▸ **Written problem**
Copy out every record precisely.

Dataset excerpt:
>>>>>

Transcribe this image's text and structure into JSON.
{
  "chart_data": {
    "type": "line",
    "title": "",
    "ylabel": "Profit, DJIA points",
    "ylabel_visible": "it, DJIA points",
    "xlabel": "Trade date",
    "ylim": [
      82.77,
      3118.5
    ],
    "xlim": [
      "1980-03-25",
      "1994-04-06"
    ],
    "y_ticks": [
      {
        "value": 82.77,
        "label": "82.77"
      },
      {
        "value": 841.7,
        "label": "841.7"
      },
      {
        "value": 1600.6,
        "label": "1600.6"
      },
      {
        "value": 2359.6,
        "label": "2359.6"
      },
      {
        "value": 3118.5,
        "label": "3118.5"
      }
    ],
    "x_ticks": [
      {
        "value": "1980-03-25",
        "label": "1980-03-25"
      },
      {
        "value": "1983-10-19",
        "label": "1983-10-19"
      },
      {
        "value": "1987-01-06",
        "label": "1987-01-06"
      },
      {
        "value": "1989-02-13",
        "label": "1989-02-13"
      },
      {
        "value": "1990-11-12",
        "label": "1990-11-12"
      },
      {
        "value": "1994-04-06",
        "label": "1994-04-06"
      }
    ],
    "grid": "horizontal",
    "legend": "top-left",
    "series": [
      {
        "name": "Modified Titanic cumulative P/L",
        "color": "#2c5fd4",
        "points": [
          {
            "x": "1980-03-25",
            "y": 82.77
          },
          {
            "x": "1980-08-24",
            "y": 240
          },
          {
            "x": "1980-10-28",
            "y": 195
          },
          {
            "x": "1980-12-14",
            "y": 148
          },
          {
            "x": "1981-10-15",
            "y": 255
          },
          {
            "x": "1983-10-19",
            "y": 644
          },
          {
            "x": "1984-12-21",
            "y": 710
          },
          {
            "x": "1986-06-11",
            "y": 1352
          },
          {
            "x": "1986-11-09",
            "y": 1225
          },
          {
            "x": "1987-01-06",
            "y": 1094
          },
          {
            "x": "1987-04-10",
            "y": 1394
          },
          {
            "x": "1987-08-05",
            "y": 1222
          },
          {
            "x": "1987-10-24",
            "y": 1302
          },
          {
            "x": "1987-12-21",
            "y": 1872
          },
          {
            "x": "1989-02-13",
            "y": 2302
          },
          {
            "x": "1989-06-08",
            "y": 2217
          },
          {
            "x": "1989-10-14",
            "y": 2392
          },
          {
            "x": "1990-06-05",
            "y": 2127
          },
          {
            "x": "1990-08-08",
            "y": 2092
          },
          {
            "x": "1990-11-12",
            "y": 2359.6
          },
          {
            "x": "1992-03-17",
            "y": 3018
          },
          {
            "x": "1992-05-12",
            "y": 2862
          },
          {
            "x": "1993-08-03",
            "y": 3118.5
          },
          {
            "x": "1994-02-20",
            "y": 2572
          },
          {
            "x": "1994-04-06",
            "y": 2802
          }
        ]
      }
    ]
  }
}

<<<<<

▸ **Solution to this task**
Transcribe this image's text and structure into JSON.
{
  "chart_data": {
    "type": "line",
    "title": "",
    "ylabel": "Profit, DJIA points",
    "ylabel_visible": "it, DJIA points",
    "xlabel": "Trade date",
    "ylim": [
      82.77,
      3118.5
    ],
    "xlim": [
      "1980-03-25",
      "1994-04-06"
    ],
    "y_ticks": [
      {
        "value": 82.77,
        "label": "82.77"
      },
      {
        "value": 841.7,
        "label": "841.7"
      },
      {
        "value": 1600.6,
        "label": "1600.6"
      },
      {
        "value": 2359.6,
        "label": "2359.6"
      },
      {
        "value": 3118.5,
        "label": "3118.5"
      }
    ],
    "x_ticks": [
      {
        "value": "1980-03-25",
        "label": "1980-03-25"
      },
      {
        "value": "1983-10-19",
        "label": "1983-10-19"
      },
      {
        "value": "1987-01-06",
        "label": "1987-01-06"
      },
      {
        "value": "1989-02-13",
        "label": "1989-02-13"
      },
      {
        "value": "1990-11-12",
        "label": "1990-11-12"
      },
      {
        "value": "1994-04-06",
        "label": "1994-04-06"
      }
    ],
    "grid": "horizontal",
    "legend": "top-left",
    "series": [
      {
        "name": "Modified Titanic cumulative P/L",
        "color": "#2c5fd4",
        "points": [
          {
            "x": "1980-03-25",
            "y": 82.77
          },
          {
            "x": "1980-08-24",
            "y": 240
          },
          {
            "x": "1980-10-28",
            "y": 195
          },
          {
            "x": "1980-12-14",
            "y": 148
          },
          {
            "x": "1981-10-15",
            "y": 255
          },
          {
            "x": "1983-10-19",
            "y": 644
          },
          {
            "x": "1984-12-21",
            "y": 710
          },
          {
            "x": "1986-06-11",
            "y": 1352
          },
          {
            "x": "1986-11-09",
            "y": 1225
          },
          {
            "x": "1987-01-06",
            "y": 1094
          },
          {
            "x": "1987-04-10",
            "y": 1394
          },
          {
            "x": "1987-08-05",
            "y": 1222
          },
          {
            "x": "1987-10-24",
            "y": 1302
          },
          {
            "x": "1987-12-21",
            "y": 1872
          },
          {
            "x": "1989-02-13",
            "y": 2302
          },
          {
            "x": "1989-06-08",
            "y": 2217
          },
          {
            "x": "1989-10-14",
            "y": 2392
          },
          {
            "x": "1990-06-05",
            "y": 2127
          },
          {
            "x": "1990-08-08",
            "y": 2092
          },
          {
            "x": "1990-11-12",
            "y": 2359.6
          },
          {
            "x": "1992-03-17",
            "y": 3018
          },
          {
            "x": "1992-05-12",
            "y": 2862
          },
          {
            "x": "1993-08-03",
            "y": 3118.5
          },
          {
            "x": "1994-02-20",
            "y": 2572
          },
          {
            "x": "1994-04-06",
            "y": 2802
          }
        ]
      }
    ]
  }
}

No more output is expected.